— START —
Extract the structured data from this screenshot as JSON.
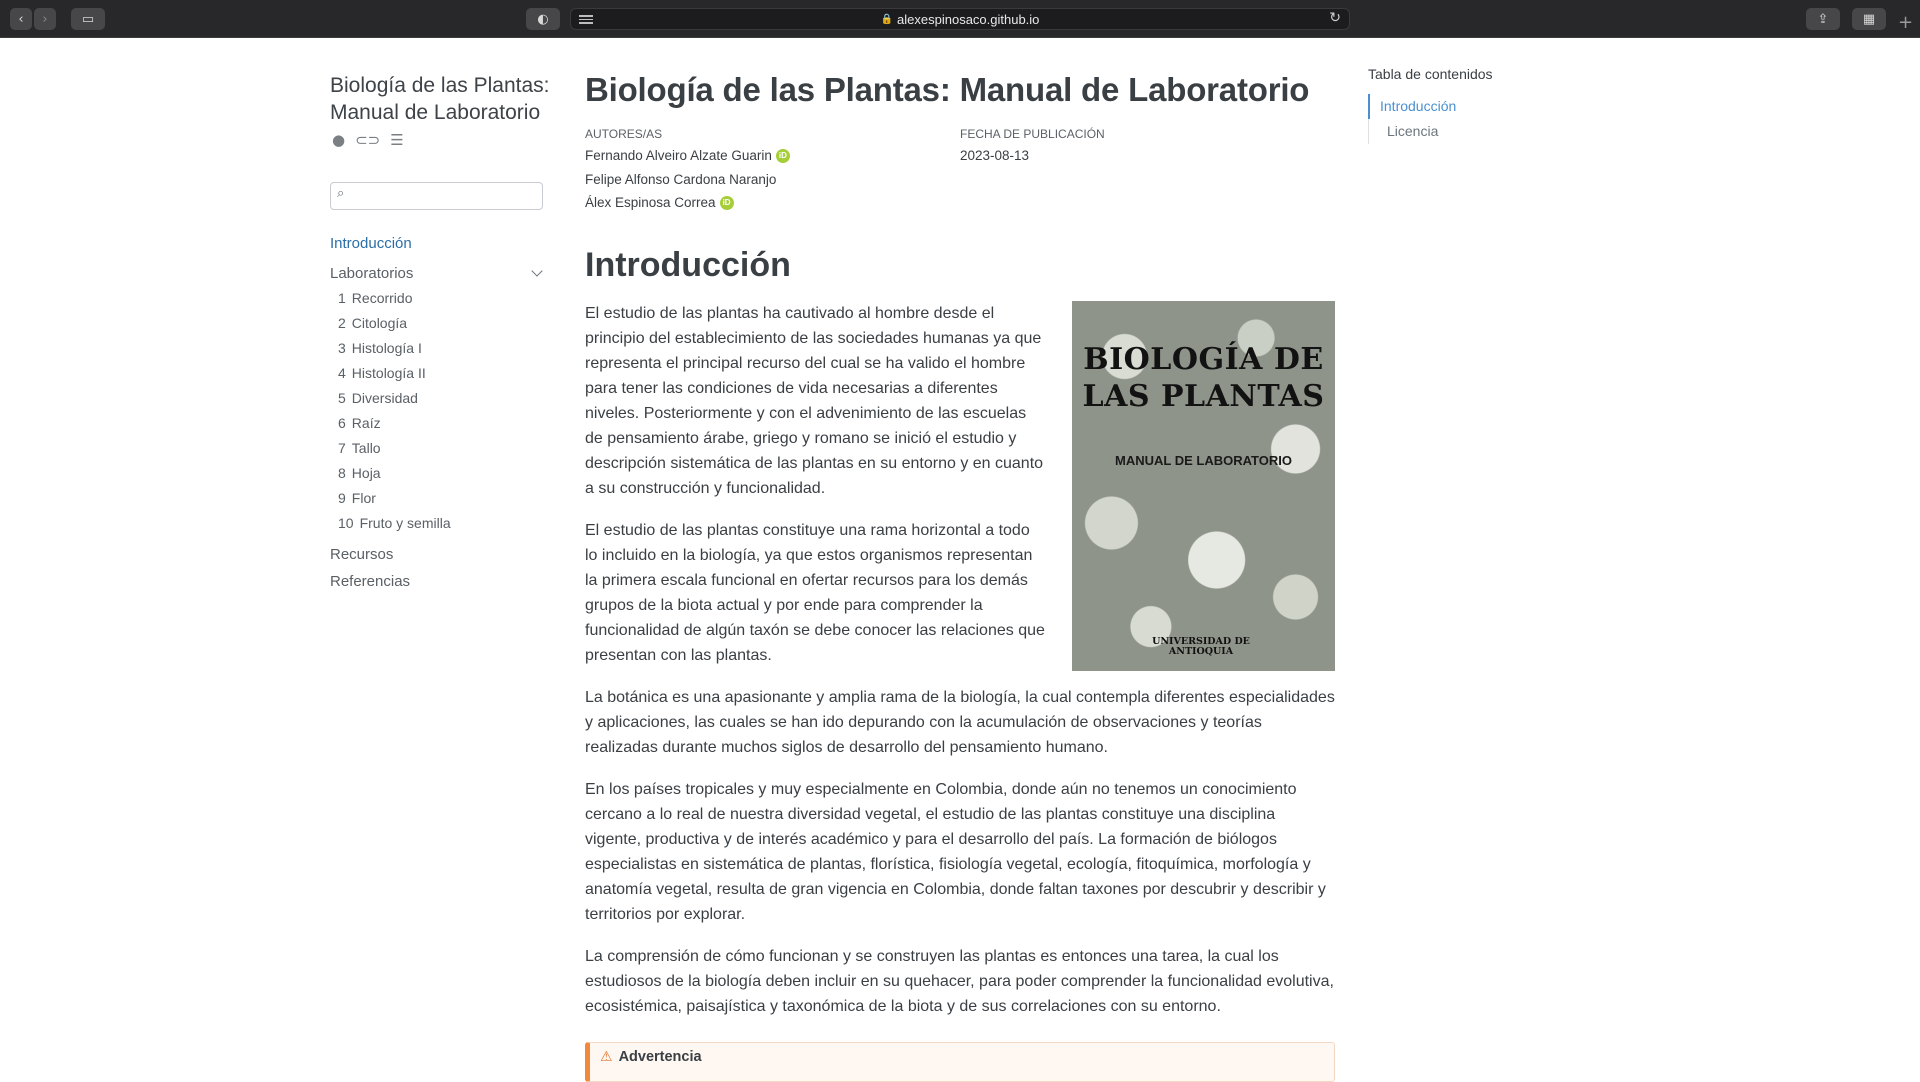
{
  "browser": {
    "url": "alexespinosaco.github.io"
  },
  "sidebar": {
    "site_title": "Biología de las Plantas: Manual de Laboratorio",
    "icons": [
      "github-icon",
      "toggle-icon",
      "reader-mode-icon"
    ],
    "search_placeholder": "",
    "nav": {
      "intro": "Introducción",
      "labs_label": "Laboratorios",
      "labs": [
        {
          "num": "1",
          "label": "Recorrido"
        },
        {
          "num": "2",
          "label": "Citología"
        },
        {
          "num": "3",
          "label": "Histología I"
        },
        {
          "num": "4",
          "label": "Histología II"
        },
        {
          "num": "5",
          "label": "Diversidad"
        },
        {
          "num": "6",
          "label": "Raíz"
        },
        {
          "num": "7",
          "label": "Tallo"
        },
        {
          "num": "8",
          "label": "Hoja"
        },
        {
          "num": "9",
          "label": "Flor"
        },
        {
          "num": "10",
          "label": "Fruto y semilla"
        }
      ],
      "resources": "Recursos",
      "references": "Referencias"
    }
  },
  "main": {
    "title": "Biología de las Plantas: Manual de Laboratorio",
    "authors_label": "AUTORES/AS",
    "authors": [
      {
        "name": "Fernando Alveiro Alzate Guarin",
        "orcid": true
      },
      {
        "name": "Felipe Alfonso Cardona Naranjo",
        "orcid": false
      },
      {
        "name": "Álex Espinosa Correa",
        "orcid": true
      }
    ],
    "date_label": "FECHA DE PUBLICACIÓN",
    "date": "2023-08-13",
    "section_title": "Introducción",
    "cover": {
      "title": "BIOLOGÍA DE LAS PLANTAS",
      "subtitle": "MANUAL DE LABORATORIO",
      "university": "UNIVERSIDAD DE ANTIOQUIA"
    },
    "paragraphs": [
      "El estudio de las plantas ha cautivado al hombre desde el principio del establecimiento de las sociedades humanas ya que representa el principal recurso del cual se ha valido el hombre para tener las condiciones de vida necesarias a diferentes niveles. Posteriormente y con el advenimiento de las escuelas de pensamiento árabe, griego y romano se inició el estudio y descripción sistemática de las plantas en su entorno y en cuanto a su construcción y funcionalidad.",
      "El estudio de las plantas constituye una rama horizontal a todo lo incluido en la biología, ya que estos organismos representan la primera escala funcional en ofertar recursos para los demás grupos de la biota actual y por ende para comprender la funcionalidad de algún taxón se debe conocer las relaciones que presentan con las plantas.",
      "La botánica es una apasionante y amplia rama de la biología, la cual contempla diferentes especialidades y aplicaciones, las cuales se han ido depurando con la acumulación de observaciones y teorías realizadas durante muchos siglos de desarrollo del pensamiento humano.",
      "En los países tropicales y muy especialmente en Colombia, donde aún no tenemos un conocimiento cercano a lo real de nuestra diversidad vegetal, el estudio de las plantas constituye una disciplina vigente, productiva y de interés académico y para el desarrollo del país. La formación de biólogos especialistas en sistemática de plantas, florística, fisiología vegetal, ecología, fitoquímica, morfología y anatomía vegetal, resulta de gran vigencia en Colombia, donde faltan taxones por descubrir y describir y territorios por explorar.",
      "La comprensión de cómo funcionan y se construyen las plantas es entonces una tarea, la cual los estudiosos de la biología deben incluir en su quehacer, para poder comprender la funcionalidad evolutiva, ecosistémica, paisajística y taxonómica de la biota y de sus correlaciones con su entorno."
    ],
    "callout_title": "Advertencia"
  },
  "toc": {
    "title": "Tabla de contenidos",
    "items": [
      {
        "label": "Introducción",
        "active": true
      },
      {
        "label": "Licencia",
        "active": false
      }
    ]
  }
}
— END —
The problem → Except for the pictures, give all the material above again verbatim.

Solution to this problem →
Extract the structured data from this screenshot as JSON.
{
  "browser": {
    "url": "alexespinosaco.github.io"
  },
  "sidebar": {
    "site_title": "Biología de las Plantas: Manual de Laboratorio",
    "icons": [
      "github-icon",
      "toggle-icon",
      "reader-mode-icon"
    ],
    "search_placeholder": "",
    "nav": {
      "intro": "Introducción",
      "labs_label": "Laboratorios",
      "labs": [
        {
          "num": "1",
          "label": "Recorrido"
        },
        {
          "num": "2",
          "label": "Citología"
        },
        {
          "num": "3",
          "label": "Histología I"
        },
        {
          "num": "4",
          "label": "Histología II"
        },
        {
          "num": "5",
          "label": "Diversidad"
        },
        {
          "num": "6",
          "label": "Raíz"
        },
        {
          "num": "7",
          "label": "Tallo"
        },
        {
          "num": "8",
          "label": "Hoja"
        },
        {
          "num": "9",
          "label": "Flor"
        },
        {
          "num": "10",
          "label": "Fruto y semilla"
        }
      ],
      "resources": "Recursos",
      "references": "Referencias"
    }
  },
  "main": {
    "title": "Biología de las Plantas: Manual de Laboratorio",
    "authors_label": "AUTORES/AS",
    "authors": [
      {
        "name": "Fernando Alveiro Alzate Guarin",
        "orcid": true
      },
      {
        "name": "Felipe Alfonso Cardona Naranjo",
        "orcid": false
      },
      {
        "name": "Álex Espinosa Correa",
        "orcid": true
      }
    ],
    "date_label": "FECHA DE PUBLICACIÓN",
    "date": "2023-08-13",
    "section_title": "Introducción",
    "cover": {
      "title": "BIOLOGÍA DE LAS PLANTAS",
      "subtitle": "MANUAL DE LABORATORIO",
      "university": "UNIVERSIDAD DE ANTIOQUIA"
    },
    "paragraphs": [
      "El estudio de las plantas ha cautivado al hombre desde el principio del establecimiento de las sociedades humanas ya que representa el principal recurso del cual se ha valido el hombre para tener las condiciones de vida necesarias a diferentes niveles. Posteriormente y con el advenimiento de las escuelas de pensamiento árabe, griego y romano se inició el estudio y descripción sistemática de las plantas en su entorno y en cuanto a su construcción y funcionalidad.",
      "El estudio de las plantas constituye una rama horizontal a todo lo incluido en la biología, ya que estos organismos representan la primera escala funcional en ofertar recursos para los demás grupos de la biota actual y por ende para comprender la funcionalidad de algún taxón se debe conocer las relaciones que presentan con las plantas.",
      "La botánica es una apasionante y amplia rama de la biología, la cual contempla diferentes especialidades y aplicaciones, las cuales se han ido depurando con la acumulación de observaciones y teorías realizadas durante muchos siglos de desarrollo del pensamiento humano.",
      "En los países tropicales y muy especialmente en Colombia, donde aún no tenemos un conocimiento cercano a lo real de nuestra diversidad vegetal, el estudio de las plantas constituye una disciplina vigente, productiva y de interés académico y para el desarrollo del país. La formación de biólogos especialistas en sistemática de plantas, florística, fisiología vegetal, ecología, fitoquímica, morfología y anatomía vegetal, resulta de gran vigencia en Colombia, donde faltan taxones por descubrir y describir y territorios por explorar.",
      "La comprensión de cómo funcionan y se construyen las plantas es entonces una tarea, la cual los estudiosos de la biología deben incluir en su quehacer, para poder comprender la funcionalidad evolutiva, ecosistémica, paisajística y taxonómica de la biota y de sus correlaciones con su entorno."
    ],
    "callout_title": "Advertencia"
  },
  "toc": {
    "title": "Tabla de contenidos",
    "items": [
      {
        "label": "Introducción",
        "active": true
      },
      {
        "label": "Licencia",
        "active": false
      }
    ]
  }
}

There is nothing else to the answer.